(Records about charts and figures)
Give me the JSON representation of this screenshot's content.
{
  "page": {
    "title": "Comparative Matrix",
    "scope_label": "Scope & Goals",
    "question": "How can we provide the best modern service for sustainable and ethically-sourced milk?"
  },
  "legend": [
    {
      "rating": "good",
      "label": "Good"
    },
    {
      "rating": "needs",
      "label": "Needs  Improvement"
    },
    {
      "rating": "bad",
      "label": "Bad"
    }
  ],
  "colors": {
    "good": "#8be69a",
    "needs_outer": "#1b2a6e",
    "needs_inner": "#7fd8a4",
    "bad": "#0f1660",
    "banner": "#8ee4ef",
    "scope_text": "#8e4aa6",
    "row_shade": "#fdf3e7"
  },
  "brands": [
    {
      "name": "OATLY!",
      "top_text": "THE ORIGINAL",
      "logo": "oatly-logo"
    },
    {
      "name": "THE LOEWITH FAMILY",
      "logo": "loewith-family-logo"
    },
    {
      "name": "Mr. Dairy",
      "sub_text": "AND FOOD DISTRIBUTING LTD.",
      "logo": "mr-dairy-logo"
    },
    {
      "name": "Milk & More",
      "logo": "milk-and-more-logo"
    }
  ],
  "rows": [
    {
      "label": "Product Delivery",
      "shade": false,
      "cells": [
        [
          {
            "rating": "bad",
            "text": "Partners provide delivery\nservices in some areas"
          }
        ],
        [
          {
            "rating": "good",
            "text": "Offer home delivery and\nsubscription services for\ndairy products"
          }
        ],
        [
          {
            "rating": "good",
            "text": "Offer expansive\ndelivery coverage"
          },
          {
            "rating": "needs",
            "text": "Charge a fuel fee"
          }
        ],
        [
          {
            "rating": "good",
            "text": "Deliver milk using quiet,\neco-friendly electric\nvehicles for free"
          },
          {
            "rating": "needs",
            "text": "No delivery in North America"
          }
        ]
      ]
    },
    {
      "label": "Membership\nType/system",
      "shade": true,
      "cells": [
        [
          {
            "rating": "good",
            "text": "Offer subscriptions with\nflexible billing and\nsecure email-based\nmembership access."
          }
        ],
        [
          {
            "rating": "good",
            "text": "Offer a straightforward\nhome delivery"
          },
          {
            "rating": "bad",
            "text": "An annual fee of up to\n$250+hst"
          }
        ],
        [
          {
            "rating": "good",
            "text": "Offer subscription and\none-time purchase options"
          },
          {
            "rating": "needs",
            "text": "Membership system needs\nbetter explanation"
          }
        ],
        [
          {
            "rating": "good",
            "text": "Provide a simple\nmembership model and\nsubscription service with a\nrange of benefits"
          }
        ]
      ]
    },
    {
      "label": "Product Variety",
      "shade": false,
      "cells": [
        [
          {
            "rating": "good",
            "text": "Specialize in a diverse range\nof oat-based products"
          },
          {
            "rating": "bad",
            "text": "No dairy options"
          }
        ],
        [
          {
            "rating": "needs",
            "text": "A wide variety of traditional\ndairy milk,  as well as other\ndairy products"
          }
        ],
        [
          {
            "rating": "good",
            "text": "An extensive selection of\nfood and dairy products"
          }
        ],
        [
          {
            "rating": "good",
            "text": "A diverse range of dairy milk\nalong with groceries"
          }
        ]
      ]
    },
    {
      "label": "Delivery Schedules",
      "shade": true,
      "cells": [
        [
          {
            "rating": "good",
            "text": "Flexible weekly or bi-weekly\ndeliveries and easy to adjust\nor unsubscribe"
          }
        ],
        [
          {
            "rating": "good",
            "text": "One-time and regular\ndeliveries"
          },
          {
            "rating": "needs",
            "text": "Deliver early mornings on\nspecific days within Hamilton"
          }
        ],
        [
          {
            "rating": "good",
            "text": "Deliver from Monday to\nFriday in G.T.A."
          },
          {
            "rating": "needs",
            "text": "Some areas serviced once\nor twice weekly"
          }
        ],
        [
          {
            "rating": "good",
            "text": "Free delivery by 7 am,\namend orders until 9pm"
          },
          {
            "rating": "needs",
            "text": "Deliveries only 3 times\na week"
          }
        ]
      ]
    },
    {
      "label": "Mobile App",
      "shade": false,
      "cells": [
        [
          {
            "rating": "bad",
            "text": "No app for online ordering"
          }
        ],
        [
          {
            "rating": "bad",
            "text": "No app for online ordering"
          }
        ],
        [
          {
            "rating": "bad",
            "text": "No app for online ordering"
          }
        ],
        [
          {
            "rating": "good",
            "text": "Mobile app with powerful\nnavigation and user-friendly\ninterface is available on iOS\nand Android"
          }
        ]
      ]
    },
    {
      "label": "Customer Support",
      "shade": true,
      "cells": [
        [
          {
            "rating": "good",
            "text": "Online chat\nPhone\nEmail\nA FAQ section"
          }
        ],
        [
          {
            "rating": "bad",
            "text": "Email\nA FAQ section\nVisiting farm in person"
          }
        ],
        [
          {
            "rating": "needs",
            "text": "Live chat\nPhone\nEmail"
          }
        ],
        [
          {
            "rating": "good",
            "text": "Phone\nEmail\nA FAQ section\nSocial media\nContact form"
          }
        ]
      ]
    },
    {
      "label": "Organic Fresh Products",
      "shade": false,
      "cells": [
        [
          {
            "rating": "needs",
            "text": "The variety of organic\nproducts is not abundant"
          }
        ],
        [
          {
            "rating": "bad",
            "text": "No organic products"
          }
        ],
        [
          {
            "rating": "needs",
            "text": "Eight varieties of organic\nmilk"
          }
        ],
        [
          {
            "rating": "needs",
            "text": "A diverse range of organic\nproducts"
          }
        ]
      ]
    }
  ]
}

*Exercise task*. Above are the records; copy all of them exactly.

*Full output*.
Give me the JSON representation of this screenshot's content.
{
  "page": {
    "title": "Comparative Matrix",
    "scope_label": "Scope & Goals",
    "question": "How can we provide the best modern service for sustainable and ethically-sourced milk?"
  },
  "legend": [
    {
      "rating": "good",
      "label": "Good"
    },
    {
      "rating": "needs",
      "label": "Needs  Improvement"
    },
    {
      "rating": "bad",
      "label": "Bad"
    }
  ],
  "colors": {
    "good": "#8be69a",
    "needs_outer": "#1b2a6e",
    "needs_inner": "#7fd8a4",
    "bad": "#0f1660",
    "banner": "#8ee4ef",
    "scope_text": "#8e4aa6",
    "row_shade": "#fdf3e7"
  },
  "brands": [
    {
      "name": "OATLY!",
      "top_text": "THE ORIGINAL",
      "logo": "oatly-logo"
    },
    {
      "name": "THE LOEWITH FAMILY",
      "logo": "loewith-family-logo"
    },
    {
      "name": "Mr. Dairy",
      "sub_text": "AND FOOD DISTRIBUTING LTD.",
      "logo": "mr-dairy-logo"
    },
    {
      "name": "Milk & More",
      "logo": "milk-and-more-logo"
    }
  ],
  "rows": [
    {
      "label": "Product Delivery",
      "shade": false,
      "cells": [
        [
          {
            "rating": "bad",
            "text": "Partners provide delivery\nservices in some areas"
          }
        ],
        [
          {
            "rating": "good",
            "text": "Offer home delivery and\nsubscription services for\ndairy products"
          }
        ],
        [
          {
            "rating": "good",
            "text": "Offer expansive\ndelivery coverage"
          },
          {
            "rating": "needs",
            "text": "Charge a fuel fee"
          }
        ],
        [
          {
            "rating": "good",
            "text": "Deliver milk using quiet,\neco-friendly electric\nvehicles for free"
          },
          {
            "rating": "needs",
            "text": "No delivery in North America"
          }
        ]
      ]
    },
    {
      "label": "Membership\nType/system",
      "shade": true,
      "cells": [
        [
          {
            "rating": "good",
            "text": "Offer subscriptions with\nflexible billing and\nsecure email-based\nmembership access."
          }
        ],
        [
          {
            "rating": "good",
            "text": "Offer a straightforward\nhome delivery"
          },
          {
            "rating": "bad",
            "text": "An annual fee of up to\n$250+hst"
          }
        ],
        [
          {
            "rating": "good",
            "text": "Offer subscription and\none-time purchase options"
          },
          {
            "rating": "needs",
            "text": "Membership system needs\nbetter explanation"
          }
        ],
        [
          {
            "rating": "good",
            "text": "Provide a simple\nmembership model and\nsubscription service with a\nrange of benefits"
          }
        ]
      ]
    },
    {
      "label": "Product Variety",
      "shade": false,
      "cells": [
        [
          {
            "rating": "good",
            "text": "Specialize in a diverse range\nof oat-based products"
          },
          {
            "rating": "bad",
            "text": "No dairy options"
          }
        ],
        [
          {
            "rating": "needs",
            "text": "A wide variety of traditional\ndairy milk,  as well as other\ndairy products"
          }
        ],
        [
          {
            "rating": "good",
            "text": "An extensive selection of\nfood and dairy products"
          }
        ],
        [
          {
            "rating": "good",
            "text": "A diverse range of dairy milk\nalong with groceries"
          }
        ]
      ]
    },
    {
      "label": "Delivery Schedules",
      "shade": true,
      "cells": [
        [
          {
            "rating": "good",
            "text": "Flexible weekly or bi-weekly\ndeliveries and easy to adjust\nor unsubscribe"
          }
        ],
        [
          {
            "rating": "good",
            "text": "One-time and regular\ndeliveries"
          },
          {
            "rating": "needs",
            "text": "Deliver early mornings on\nspecific days within Hamilton"
          }
        ],
        [
          {
            "rating": "good",
            "text": "Deliver from Monday to\nFriday in G.T.A."
          },
          {
            "rating": "needs",
            "text": "Some areas serviced once\nor twice weekly"
          }
        ],
        [
          {
            "rating": "good",
            "text": "Free delivery by 7 am,\namend orders until 9pm"
          },
          {
            "rating": "needs",
            "text": "Deliveries only 3 times\na week"
          }
        ]
      ]
    },
    {
      "label": "Mobile App",
      "shade": false,
      "cells": [
        [
          {
            "rating": "bad",
            "text": "No app for online ordering"
          }
        ],
        [
          {
            "rating": "bad",
            "text": "No app for online ordering"
          }
        ],
        [
          {
            "rating": "bad",
            "text": "No app for online ordering"
          }
        ],
        [
          {
            "rating": "good",
            "text": "Mobile app with powerful\nnavigation and user-friendly\ninterface is available on iOS\nand Android"
          }
        ]
      ]
    },
    {
      "label": "Customer Support",
      "shade": true,
      "cells": [
        [
          {
            "rating": "good",
            "text": "Online chat\nPhone\nEmail\nA FAQ section"
          }
        ],
        [
          {
            "rating": "bad",
            "text": "Email\nA FAQ section\nVisiting farm in person"
          }
        ],
        [
          {
            "rating": "needs",
            "text": "Live chat\nPhone\nEmail"
          }
        ],
        [
          {
            "rating": "good",
            "text": "Phone\nEmail\nA FAQ section\nSocial media\nContact form"
          }
        ]
      ]
    },
    {
      "label": "Organic Fresh Products",
      "shade": false,
      "cells": [
        [
          {
            "rating": "needs",
            "text": "The variety of organic\nproducts is not abundant"
          }
        ],
        [
          {
            "rating": "bad",
            "text": "No organic products"
          }
        ],
        [
          {
            "rating": "needs",
            "text": "Eight varieties of organic\nmilk"
          }
        ],
        [
          {
            "rating": "needs",
            "text": "A diverse range of organic\nproducts"
          }
        ]
      ]
    }
  ]
}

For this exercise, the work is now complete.